■ Records for processing ■

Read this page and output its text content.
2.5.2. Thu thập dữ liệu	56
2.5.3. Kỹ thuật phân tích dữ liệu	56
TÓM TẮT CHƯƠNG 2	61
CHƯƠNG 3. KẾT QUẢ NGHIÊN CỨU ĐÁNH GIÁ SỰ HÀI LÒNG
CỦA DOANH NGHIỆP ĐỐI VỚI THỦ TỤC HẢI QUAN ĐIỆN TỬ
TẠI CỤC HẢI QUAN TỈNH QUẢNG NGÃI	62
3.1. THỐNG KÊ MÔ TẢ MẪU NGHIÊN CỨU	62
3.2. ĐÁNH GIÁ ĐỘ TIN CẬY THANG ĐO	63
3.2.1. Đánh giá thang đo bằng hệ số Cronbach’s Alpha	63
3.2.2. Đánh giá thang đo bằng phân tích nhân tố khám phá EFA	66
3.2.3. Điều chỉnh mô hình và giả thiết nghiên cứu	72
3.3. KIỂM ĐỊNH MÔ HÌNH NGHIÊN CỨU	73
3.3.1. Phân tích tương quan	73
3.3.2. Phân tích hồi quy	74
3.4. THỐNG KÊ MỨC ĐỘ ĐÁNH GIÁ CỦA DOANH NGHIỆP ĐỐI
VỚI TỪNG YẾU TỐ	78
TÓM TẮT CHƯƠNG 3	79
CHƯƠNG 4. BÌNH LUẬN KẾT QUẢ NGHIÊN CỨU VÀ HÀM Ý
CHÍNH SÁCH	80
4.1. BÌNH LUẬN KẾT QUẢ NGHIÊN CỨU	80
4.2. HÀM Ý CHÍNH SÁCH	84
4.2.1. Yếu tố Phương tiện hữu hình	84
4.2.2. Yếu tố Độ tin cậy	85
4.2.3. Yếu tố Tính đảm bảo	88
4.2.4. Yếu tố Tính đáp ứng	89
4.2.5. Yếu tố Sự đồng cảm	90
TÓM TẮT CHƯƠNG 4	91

■ Task details ■
From the listing above, extract every line exactly as it stands.

■ Written solution ■
Read this page and output its text content.
2.5.2. Thu thập dữ liệu	56
2.5.3. Kỹ thuật phân tích dữ liệu	56
TÓM TẮT CHƯƠNG 2	61
CHƯƠNG 3. KẾT QUẢ NGHIÊN CỨU ĐÁNH GIÁ SỰ HÀI LÒNG
CỦA DOANH NGHIỆP ĐỐI VỚI THỦ TỤC HẢI QUAN ĐIỆN TỬ
TẠI CỤC HẢI QUAN TỈNH QUẢNG NGÃI	62
3.1. THỐNG KÊ MÔ TẢ MẪU NGHIÊN CỨU	62
3.2. ĐÁNH GIÁ ĐỘ TIN CẬY THANG ĐO	63
3.2.1. Đánh giá thang đo bằng hệ số Cronbach’s Alpha	63
3.2.2. Đánh giá thang đo bằng phân tích nhân tố khám phá EFA	66
3.2.3. Điều chỉnh mô hình và giả thiết nghiên cứu	72
3.3. KIỂM ĐỊNH MÔ HÌNH NGHIÊN CỨU	73
3.3.1. Phân tích tương quan	73
3.3.2. Phân tích hồi quy	74
3.4. THỐNG KÊ MỨC ĐỘ ĐÁNH GIÁ CỦA DOANH NGHIỆP ĐỐI
VỚI TỪNG YẾU TỐ	78
TÓM TẮT CHƯƠNG 3	79
CHƯƠNG 4. BÌNH LUẬN KẾT QUẢ NGHIÊN CỨU VÀ HÀM Ý
CHÍNH SÁCH	80
4.1. BÌNH LUẬN KẾT QUẢ NGHIÊN CỨU	80
4.2. HÀM Ý CHÍNH SÁCH	84
4.2.1. Yếu tố Phương tiện hữu hình	84
4.2.2. Yếu tố Độ tin cậy	85
4.2.3. Yếu tố Tính đảm bảo	88
4.2.4. Yếu tố Tính đáp ứng	89
4.2.5. Yếu tố Sự đồng cảm	90
TÓM TẮT CHƯƠNG 4	91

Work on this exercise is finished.